| Data for this exercise |
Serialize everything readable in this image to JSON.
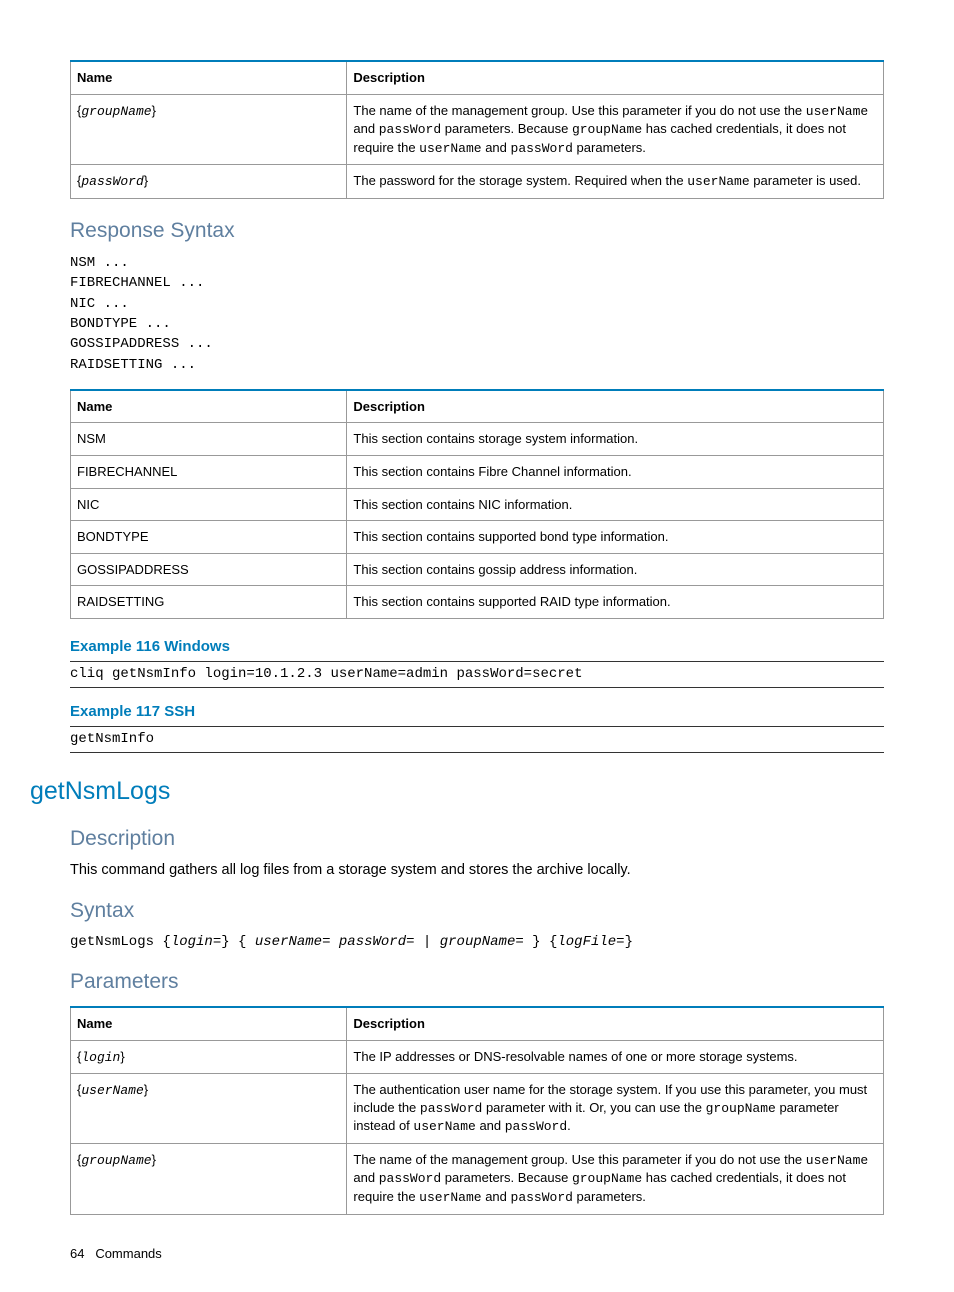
{
  "colors": {
    "accent_blue": "#007dba",
    "muted_blue": "#5f7f9f",
    "border_gray": "#999999",
    "text_black": "#000000",
    "background": "#ffffff"
  },
  "table1": {
    "headers": {
      "name": "Name",
      "desc": "Description"
    },
    "rows": [
      {
        "name_prefix": "{",
        "name_param": "groupName",
        "name_suffix": "}",
        "desc_pre": "The name of the management group. Use this parameter if you do not use the ",
        "desc_m1": "userName",
        "desc_mid1": " and ",
        "desc_m2": "passWord",
        "desc_mid2": " parameters. Because ",
        "desc_m3": "groupName",
        "desc_mid3": " has cached credentials, it does not require the ",
        "desc_m4": "userName",
        "desc_mid4": " and ",
        "desc_m5": "passWord",
        "desc_post": " parameters."
      },
      {
        "name_prefix": "{",
        "name_param": "passWord",
        "name_suffix": "}",
        "desc_pre": "The password for the storage system. Required when the ",
        "desc_m1": "userName",
        "desc_post": " parameter is used."
      }
    ]
  },
  "response_syntax": {
    "heading": "Response Syntax",
    "code": "NSM ...\nFIBRECHANNEL ...\nNIC ...\nBONDTYPE ...\nGOSSIPADDRESS ...\nRAIDSETTING ..."
  },
  "table2": {
    "headers": {
      "name": "Name",
      "desc": "Description"
    },
    "rows": [
      {
        "name": "NSM",
        "desc": "This section contains storage system information."
      },
      {
        "name": "FIBRECHANNEL",
        "desc": "This section contains Fibre Channel information."
      },
      {
        "name": "NIC",
        "desc": "This section contains NIC information."
      },
      {
        "name": "BONDTYPE",
        "desc": "This section contains supported bond type information."
      },
      {
        "name": "GOSSIPADDRESS",
        "desc": "This section contains gossip address information."
      },
      {
        "name": "RAIDSETTING",
        "desc": "This section contains supported RAID type information."
      }
    ]
  },
  "example116": {
    "heading": "Example 116 Windows",
    "code": "cliq getNsmInfo login=10.1.2.3 userName=admin passWord=secret"
  },
  "example117": {
    "heading": "Example 117 SSH",
    "code": "getNsmInfo"
  },
  "getNsmLogs": {
    "heading": "getNsmLogs",
    "description": {
      "heading": "Description",
      "text": "This command gathers all log files from a storage system and stores the archive locally."
    },
    "syntax": {
      "heading": "Syntax",
      "cmd": "getNsmLogs",
      "p1": "login=",
      "p2": "userName=",
      "p3": "passWord=",
      "p4": "groupName=",
      "p5": "logFile="
    },
    "parameters_heading": "Parameters"
  },
  "table3": {
    "headers": {
      "name": "Name",
      "desc": "Description"
    },
    "rows": [
      {
        "name_param": "login",
        "desc_full": "The IP addresses or DNS-resolvable names of one or more storage systems."
      },
      {
        "name_param": "userName",
        "desc_pre": "The authentication user name for the storage system. If you use this parameter, you must include the ",
        "desc_m1": "passWord",
        "desc_mid1": " parameter with it. Or, you can use the ",
        "desc_m2": "groupName",
        "desc_mid2": " parameter instead of ",
        "desc_m3": "userName",
        "desc_mid3": " and ",
        "desc_m4": "passWord",
        "desc_post": "."
      },
      {
        "name_param": "groupName",
        "desc_pre": "The name of the management group. Use this parameter if you do not use the ",
        "desc_m1": "userName",
        "desc_mid1": " and ",
        "desc_m2": "passWord",
        "desc_mid2": " parameters. Because ",
        "desc_m3": "groupName",
        "desc_mid3": " has cached credentials, it does not require the ",
        "desc_m4": "userName",
        "desc_mid4": " and ",
        "desc_m5": "passWord",
        "desc_post": " parameters."
      }
    ]
  },
  "footer": {
    "page": "64",
    "label": "Commands"
  }
}
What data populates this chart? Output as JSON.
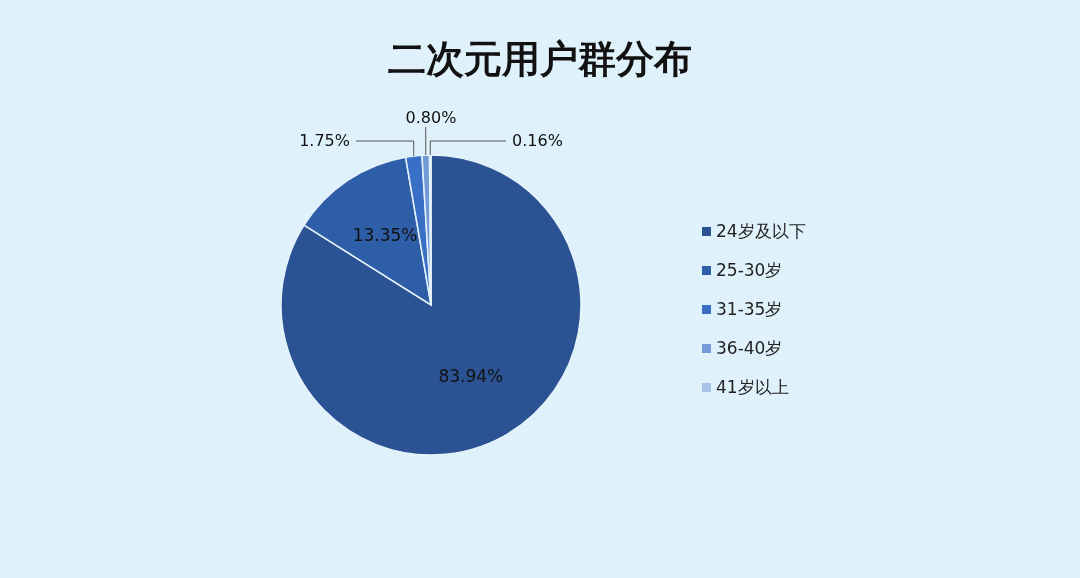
{
  "chart_data": {
    "type": "pie",
    "title": "二次元用户群分布",
    "categories": [
      "24岁及以下",
      "25-30岁",
      "31-35岁",
      "36-40岁",
      "41岁以上"
    ],
    "values": [
      83.94,
      13.35,
      1.75,
      0.8,
      0.16
    ],
    "value_labels": [
      "83.94%",
      "13.35%",
      "1.75%",
      "0.80%",
      "0.16%"
    ],
    "colors": [
      "#2b5394",
      "#2f5ea8",
      "#3a6fc6",
      "#7399d6",
      "#a9c3e8"
    ],
    "legend": "right"
  }
}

| Task |
Reproduce each entry precisely. Leave the pictures out.

| Full answer |
Serialize everything readable in this image to JSON.
{
  "colors": {
    "accent_blue": "#007dba",
    "muted_blue": "#5f7f9f",
    "border_gray": "#999999",
    "text_black": "#000000",
    "background": "#ffffff"
  },
  "table1": {
    "headers": {
      "name": "Name",
      "desc": "Description"
    },
    "rows": [
      {
        "name_prefix": "{",
        "name_param": "groupName",
        "name_suffix": "}",
        "desc_pre": "The name of the management group. Use this parameter if you do not use the ",
        "desc_m1": "userName",
        "desc_mid1": " and ",
        "desc_m2": "passWord",
        "desc_mid2": " parameters. Because ",
        "desc_m3": "groupName",
        "desc_mid3": " has cached credentials, it does not require the ",
        "desc_m4": "userName",
        "desc_mid4": " and ",
        "desc_m5": "passWord",
        "desc_post": " parameters."
      },
      {
        "name_prefix": "{",
        "name_param": "passWord",
        "name_suffix": "}",
        "desc_pre": "The password for the storage system. Required when the ",
        "desc_m1": "userName",
        "desc_post": " parameter is used."
      }
    ]
  },
  "response_syntax": {
    "heading": "Response Syntax",
    "code": "NSM ...\nFIBRECHANNEL ...\nNIC ...\nBONDTYPE ...\nGOSSIPADDRESS ...\nRAIDSETTING ..."
  },
  "table2": {
    "headers": {
      "name": "Name",
      "desc": "Description"
    },
    "rows": [
      {
        "name": "NSM",
        "desc": "This section contains storage system information."
      },
      {
        "name": "FIBRECHANNEL",
        "desc": "This section contains Fibre Channel information."
      },
      {
        "name": "NIC",
        "desc": "This section contains NIC information."
      },
      {
        "name": "BONDTYPE",
        "desc": "This section contains supported bond type information."
      },
      {
        "name": "GOSSIPADDRESS",
        "desc": "This section contains gossip address information."
      },
      {
        "name": "RAIDSETTING",
        "desc": "This section contains supported RAID type information."
      }
    ]
  },
  "example116": {
    "heading": "Example 116 Windows",
    "code": "cliq getNsmInfo login=10.1.2.3 userName=admin passWord=secret"
  },
  "example117": {
    "heading": "Example 117 SSH",
    "code": "getNsmInfo"
  },
  "getNsmLogs": {
    "heading": "getNsmLogs",
    "description": {
      "heading": "Description",
      "text": "This command gathers all log files from a storage system and stores the archive locally."
    },
    "syntax": {
      "heading": "Syntax",
      "cmd": "getNsmLogs",
      "p1": "login=",
      "p2": "userName=",
      "p3": "passWord=",
      "p4": "groupName=",
      "p5": "logFile="
    },
    "parameters_heading": "Parameters"
  },
  "table3": {
    "headers": {
      "name": "Name",
      "desc": "Description"
    },
    "rows": [
      {
        "name_param": "login",
        "desc_full": "The IP addresses or DNS-resolvable names of one or more storage systems."
      },
      {
        "name_param": "userName",
        "desc_pre": "The authentication user name for the storage system. If you use this parameter, you must include the ",
        "desc_m1": "passWord",
        "desc_mid1": " parameter with it. Or, you can use the ",
        "desc_m2": "groupName",
        "desc_mid2": " parameter instead of ",
        "desc_m3": "userName",
        "desc_mid3": " and ",
        "desc_m4": "passWord",
        "desc_post": "."
      },
      {
        "name_param": "groupName",
        "desc_pre": "The name of the management group. Use this parameter if you do not use the ",
        "desc_m1": "userName",
        "desc_mid1": " and ",
        "desc_m2": "passWord",
        "desc_mid2": " parameters. Because ",
        "desc_m3": "groupName",
        "desc_mid3": " has cached credentials, it does not require the ",
        "desc_m4": "userName",
        "desc_mid4": " and ",
        "desc_m5": "passWord",
        "desc_post": " parameters."
      }
    ]
  },
  "footer": {
    "page": "64",
    "label": "Commands"
  }
}
What data populates this chart? Output as JSON.
{
  "chart_data": {
    "type": "pie",
    "title": "二次元用户群分布",
    "categories": [
      "24岁及以下",
      "25-30岁",
      "31-35岁",
      "36-40岁",
      "41岁以上"
    ],
    "values": [
      83.94,
      13.35,
      1.75,
      0.8,
      0.16
    ],
    "value_labels": [
      "83.94%",
      "13.35%",
      "1.75%",
      "0.80%",
      "0.16%"
    ],
    "colors": [
      "#2b5394",
      "#2f5ea8",
      "#3a6fc6",
      "#7399d6",
      "#a9c3e8"
    ],
    "legend": "right"
  }
}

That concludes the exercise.